[Dataset items]
.....

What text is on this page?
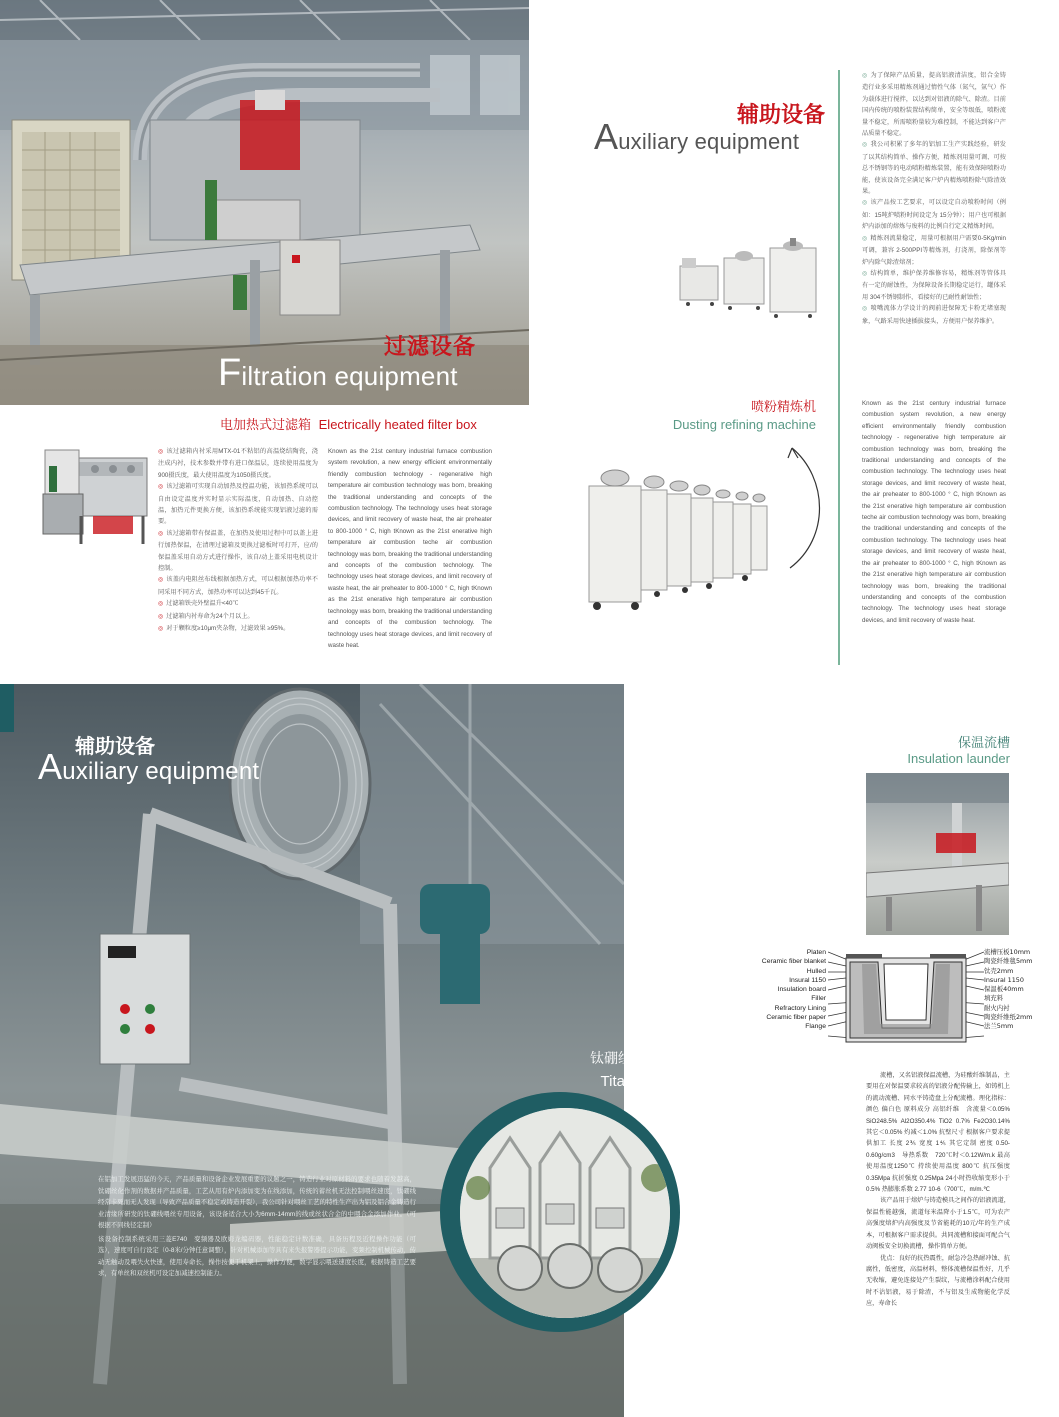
过滤设备
Filtration equipment
电加热式过滤箱 Electrically heated filter box
◎ 该过滤箱内衬采用MTX-01不粘铝的高温烧结陶瓷，浇注成内衬，技术参数并带有进口保温层，连续使用温度为900摄氏度，最大使用温度为1050摄氏度。
◎ 该过滤箱可实现自动加热及控温功能，该加热系统可以自由设定温度并实时显示实际温度，自动加热、自动控温，加热元件更换方便，该加热系统能实现铝液过滤的需要。
◎ 该过滤箱带有保温盖，在加热及使用过程中可以盖上进行加热保温，在清理过滤箱及更换过滤板时可打开，应/的保温盖采用自动方式进行操作，该自/动上盖采用电机设计控制。
◎ 该盖内电阻丝布线根据加热方式，可以根据加热功率不同采用不同方式，加热功率可以达到45千瓦。
◎ 过滤箱铁壳外壁温升<40℃
◎ 过滤箱内衬寿命为24个月以上。
◎ 对于颗粒度≥10μm夹杂物，过滤效果 ≥95%。
Known as the 21st century industrial furnace combustion system revolution, a new energy efficient environmentally friendly combustion technology - regenerative high temperature air combustion technology was born, breaking the traditional understanding and concepts of the combustion technology. The technology uses heat storage devices, and limit recovery of waste heat, the air preheater to 800-1000 ° C, high tKnown as the 21st enerative high temperature air combustion teche air combustion technology was born, breaking the traditional understanding and concepts of the combustion technology. The technology uses heat storage devices, and limit recovery of waste heat, the air preheater to 800-1000 ° C, high tKnown as the 21st enerative high temperature air combustion technology was born, breaking the traditional understanding and concepts of the combustion technology. The technology uses heat storage devices, and limit recovery of waste heat.
辅助设备
Auxiliary equipment
喷粉精炼机
Dusting refining machine
◎ 为了保障产品质量，提高铝液清洁度，铝合金铸造行业多采用精炼剂通过惰性气体（氮气，氩气）作为载体进行搅拌，以达到对铝液的除气、除渣。目前国内传统的喷粉装置结构简单，安全等级低，喷粉流量不稳定，所需喷粉量较为难控制，不能达到客户产品质量不稳定。
◎ 我公司积累了多年的铝加工生产实践经验，研发了以其结构简单、操作方便，精炼剂用量可调、可按总不锈钢等的电动喷粉精炼装置，能有效保障喷粉功能，使该设备完全满足客户炉内精炼喷粉除气除渣效果。
◎ 该产品按工艺要求，可以设定自动喷粉时间（例如：15吨炉喷粉时间设定为 15分钟）；用户也可根据炉内添加的熔炼与废料的比例自行定义精炼时间。
◎ 精炼剂流量稳定，用量可根据用户需要0-5Kg/min可调，兼容 2-500PPI等精炼剂，打浇剂，除保剂等炉内除气除渣熔剂；
◎ 结构简单，维护保养维修容易，精炼剂等管体具有一定的耐蚀性，为保障设备长期稳定运行，罐体采用 304不锈钢制作，看接好的已耐性耐蚀性；
◎ 喷嘴流体力学设计的阀前进保障无卡粉无堵塞现象，气路采用快速插拔接头，方便用户保养维护。
Known as the 21st century industrial furnace combustion system revolution, a new energy efficient environmentally friendly combustion technology - regenerative high temperature air combustion technology was born, breaking the traditional understanding and concepts of the combustion technology. The technology uses heat storage devices, and limit recovery of waste heat, the air preheater to 800-1000 ° C, high tKnown as the 21st enerative high temperature air combustion teche air combustion technology was born, breaking the traditional understanding and concepts of the combustion technology. The technology uses heat storage devices, and limit recovery of waste heat, the air preheater to 800-1000 ° C, high tKnown as the 21st enerative high temperature air combustion technology was born, breaking the traditional understanding and concepts of the combustion technology. The technology uses heat storage devices, and limit recovery of waste heat.
辅助设备
Auxiliary equipment
钛硼线喂丝机
Titanium boron
line wire feeder
在铝加工发展迅猛的今天，产品质量和设备企业发展重要的议题之一，铸造行业对原材料的要求也随着发越高，钛硼丝化作剂的数据并产品质量，工艺从用有炉内添加变为在线添加，传统的蓄丝机无法控制喂丝速度，钛硼线经常卡死而无人发现（导致产品质量不稳定或铸造开裂），我公司针对喂丝工艺的特性生产出为铝及铝合金铸造行业清缘所研发的钛硼线喂丝专用设备，该设备适合大小为6mm-14mm的线或丝状合金的中喂合金添加作业。（可根据不同线径定制）
该设备控制系统采用三菱E740　变频器及欧姆龙编码器，性能稳定计数准确，具备历程及近程操作功能（可选），速度可自行设定（0-8米/分钟任意调整），针对机械添加等具有来失报警器提示功能，变频控制机械传动，传动无触动及喂失火快速，使用寿命长，操作按便于机架上，操作方便，数字显示喂送速度长度，根据铸造工艺要求，有单丝和双丝机可设定加减速控制能力。
保温流槽
Insulation launder
Platen
Ceramic fiber blanket
Hulled
Insural 1150
Insulation board
Filler
Refractory Lining
Ceramic fiber paper
Flange
流槽压板10mm
陶瓷纤维毯5mm
钛壳2mm
Insural 1150
保温板40mm
填充料
耐火内衬
陶瓷纤维纸2mm
法兰5mm
流槽，又名铝液保温流槽，为硅酸纤维制品，主要用在对保温要求较高的铝液分配传输上，如铸机上的流动流槽、同水平铸造盘上分配流槽。理化指标：颜色 偏白色 原料成分 高铝纤维　含流量＜0.05%　SiO248.5% Al2O350.4% TiO2 0.7% Fe2O30.14% 其它＜0.05% 灼减＜1.0% 抗壁尺寸 根据客户要求提供加工 长度 2⅗ 宽度 1⅘ 其它定制 密度 0.50-0.60g/cm3　导热系数　720℃时＜0.12W/m.k 最高使用温度1250℃ 持续使用温度 800℃ 抗压强度 0.35Mpa 抗折强度 0.25Mpa 24小时热收缩变形小于0.5% 热膨胀系数 2.77 10-6（700℃，m/m.℃
该产品用于熔炉与铸造模具之间作的铝液流道，保温性能越强，流道每米温降小于1.5℃，可为农产高强度熔炉内高强度及节省能耗的10元/年的生产成本，可根据客户需求提供。共同流槽和接面可配合气动阀板安全切换流槽，操作简单方便。
优点：良好的抗热震性，耐急冷急热耐冲蚀、抗腐性，低密度，高温材料，整体流槽保温性好，几乎无收缩，避免连接处产生裂纹，与流槽涂料配合使用时不沾铝液，易于除渣，不与铝及生成物能化学反应，寿命长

.....

— WRITTEN PROBLEM —
Repeat the records above exactly, omitting every picture.

— SOLUTION FOR THIS EXERCISE —
What text is on this page?
过滤设备
Filtration equipment
电加热式过滤箱 Electrically heated filter box
◎ 该过滤箱内衬采用MTX-01不粘铝的高温烧结陶瓷，浇注成内衬，技术参数并带有进口保温层，连续使用温度为900摄氏度，最大使用温度为1050摄氏度。
◎ 该过滤箱可实现自动加热及控温功能，该加热系统可以自由设定温度并实时显示实际温度，自动加热、自动控温，加热元件更换方便，该加热系统能实现铝液过滤的需要。
◎ 该过滤箱带有保温盖，在加热及使用过程中可以盖上进行加热保温，在清理过滤箱及更换过滤板时可打开，应/的保温盖采用自动方式进行操作，该自/动上盖采用电机设计控制。
◎ 该盖内电阻丝布线根据加热方式，可以根据加热功率不同采用不同方式，加热功率可以达到45千瓦。
◎ 过滤箱铁壳外壁温升<40℃
◎ 过滤箱内衬寿命为24个月以上。
◎ 对于颗粒度≥10μm夹杂物，过滤效果 ≥95%。
Known as the 21st century industrial furnace combustion system revolution, a new energy efficient environmentally friendly combustion technology - regenerative high temperature air combustion technology was born, breaking the traditional understanding and concepts of the combustion technology. The technology uses heat storage devices, and limit recovery of waste heat, the air preheater to 800-1000 ° C, high tKnown as the 21st enerative high temperature air combustion teche air combustion technology was born, breaking the traditional understanding and concepts of the combustion technology. The technology uses heat storage devices, and limit recovery of waste heat, the air preheater to 800-1000 ° C, high tKnown as the 21st enerative high temperature air combustion technology was born, breaking the traditional understanding and concepts of the combustion technology. The technology uses heat storage devices, and limit recovery of waste heat.
辅助设备
Auxiliary equipment
喷粉精炼机
Dusting refining machine
◎ 为了保障产品质量，提高铝液清洁度，铝合金铸造行业多采用精炼剂通过惰性气体（氮气，氩气）作为载体进行搅拌，以达到对铝液的除气、除渣。目前国内传统的喷粉装置结构简单，安全等级低，喷粉流量不稳定，所需喷粉量较为难控制，不能达到客户产品质量不稳定。
◎ 我公司积累了多年的铝加工生产实践经验，研发了以其结构简单、操作方便，精炼剂用量可调、可按总不锈钢等的电动喷粉精炼装置，能有效保障喷粉功能，使该设备完全满足客户炉内精炼喷粉除气除渣效果。
◎ 该产品按工艺要求，可以设定自动喷粉时间（例如：15吨炉喷粉时间设定为 15分钟）；用户也可根据炉内添加的熔炼与废料的比例自行定义精炼时间。
◎ 精炼剂流量稳定，用量可根据用户需要0-5Kg/min可调，兼容 2-500PPI等精炼剂，打浇剂，除保剂等炉内除气除渣熔剂；
◎ 结构简单，维护保养维修容易，精炼剂等管体具有一定的耐蚀性，为保障设备长期稳定运行，罐体采用 304不锈钢制作，看接好的已耐性耐蚀性；
◎ 喷嘴流体力学设计的阀前进保障无卡粉无堵塞现象，气路采用快速插拔接头，方便用户保养维护。
Known as the 21st century industrial furnace combustion system revolution, a new energy efficient environmentally friendly combustion technology - regenerative high temperature air combustion technology was born, breaking the traditional understanding and concepts of the combustion technology. The technology uses heat storage devices, and limit recovery of waste heat, the air preheater to 800-1000 ° C, high tKnown as the 21st enerative high temperature air combustion teche air combustion technology was born, breaking the traditional understanding and concepts of the combustion technology. The technology uses heat storage devices, and limit recovery of waste heat, the air preheater to 800-1000 ° C, high tKnown as the 21st enerative high temperature air combustion technology was born, breaking the traditional understanding and concepts of the combustion technology. The technology uses heat storage devices, and limit recovery of waste heat.
辅助设备
Auxiliary equipment
钛硼线喂丝机
Titanium boron
line wire feeder
在铝加工发展迅猛的今天，产品质量和设备企业发展重要的议题之一，铸造行业对原材料的要求也随着发越高，钛硼丝化作剂的数据并产品质量，工艺从用有炉内添加变为在线添加，传统的蓄丝机无法控制喂丝速度，钛硼线经常卡死而无人发现（导致产品质量不稳定或铸造开裂），我公司针对喂丝工艺的特性生产出为铝及铝合金铸造行业清缘所研发的钛硼线喂丝专用设备，该设备适合大小为6mm-14mm的线或丝状合金的中喂合金添加作业。（可根据不同线径定制）
该设备控制系统采用三菱E740　变频器及欧姆龙编码器，性能稳定计数准确，具备历程及近程操作功能（可选），速度可自行设定（0-8米/分钟任意调整），针对机械添加等具有来失报警器提示功能，变频控制机械传动，传动无触动及喂失火快速，使用寿命长，操作按便于机架上，操作方便，数字显示喂送速度长度，根据铸造工艺要求，有单丝和双丝机可设定加减速控制能力。
保温流槽
Insulation launder
Platen
Ceramic fiber blanket
Hulled
Insural 1150
Insulation board
Filler
Refractory Lining
Ceramic fiber paper
Flange
流槽压板10mm
陶瓷纤维毯5mm
钛壳2mm
Insural 1150
保温板40mm
填充料
耐火内衬
陶瓷纤维纸2mm
法兰5mm
流槽，又名铝液保温流槽，为硅酸纤维制品，主要用在对保温要求较高的铝液分配传输上，如铸机上的流动流槽、同水平铸造盘上分配流槽。理化指标：颜色 偏白色 原料成分 高铝纤维　含流量＜0.05%　SiO248.5% Al2O350.4% TiO2 0.7% Fe2O30.14% 其它＜0.05% 灼减＜1.0% 抗壁尺寸 根据客户要求提供加工 长度 2⅗ 宽度 1⅘ 其它定制 密度 0.50-0.60g/cm3　导热系数　720℃时＜0.12W/m.k 最高使用温度1250℃ 持续使用温度 800℃ 抗压强度 0.35Mpa 抗折强度 0.25Mpa 24小时热收缩变形小于0.5% 热膨胀系数 2.77 10-6（700℃，m/m.℃
该产品用于熔炉与铸造模具之间作的铝液流道，保温性能越强，流道每米温降小于1.5℃，可为农产高强度熔炉内高强度及节省能耗的10元/年的生产成本，可根据客户需求提供。共同流槽和接面可配合气动阀板安全切换流槽，操作简单方便。
优点：良好的抗热震性，耐急冷急热耐冲蚀、抗腐性，低密度，高温材料，整体流槽保温性好，几乎无收缩，避免连接处产生裂纹，与流槽涂料配合使用时不沾铝液，易于除渣，不与铝及生成物能化学反应，寿命长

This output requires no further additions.